Aim =
Only the number is needed: how many lines of the records include "love"?

— BEGIN —

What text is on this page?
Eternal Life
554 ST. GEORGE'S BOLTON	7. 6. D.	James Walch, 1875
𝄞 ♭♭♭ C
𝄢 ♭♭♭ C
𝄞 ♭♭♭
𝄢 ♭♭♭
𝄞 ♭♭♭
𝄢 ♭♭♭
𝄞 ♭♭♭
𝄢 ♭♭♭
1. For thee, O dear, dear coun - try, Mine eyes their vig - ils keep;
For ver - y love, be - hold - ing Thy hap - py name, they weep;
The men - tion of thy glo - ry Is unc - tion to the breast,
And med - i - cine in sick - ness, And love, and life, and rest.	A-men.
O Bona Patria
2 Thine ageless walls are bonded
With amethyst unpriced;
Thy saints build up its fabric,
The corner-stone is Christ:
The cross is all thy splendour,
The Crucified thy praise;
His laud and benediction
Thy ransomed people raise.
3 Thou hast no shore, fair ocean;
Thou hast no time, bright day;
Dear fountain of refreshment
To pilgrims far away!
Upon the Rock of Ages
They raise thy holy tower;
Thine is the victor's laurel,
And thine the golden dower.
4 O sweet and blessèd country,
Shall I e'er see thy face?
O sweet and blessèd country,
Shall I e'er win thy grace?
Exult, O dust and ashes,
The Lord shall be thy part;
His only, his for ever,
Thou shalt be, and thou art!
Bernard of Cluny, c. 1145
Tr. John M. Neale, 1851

— END —

Exercise result =
2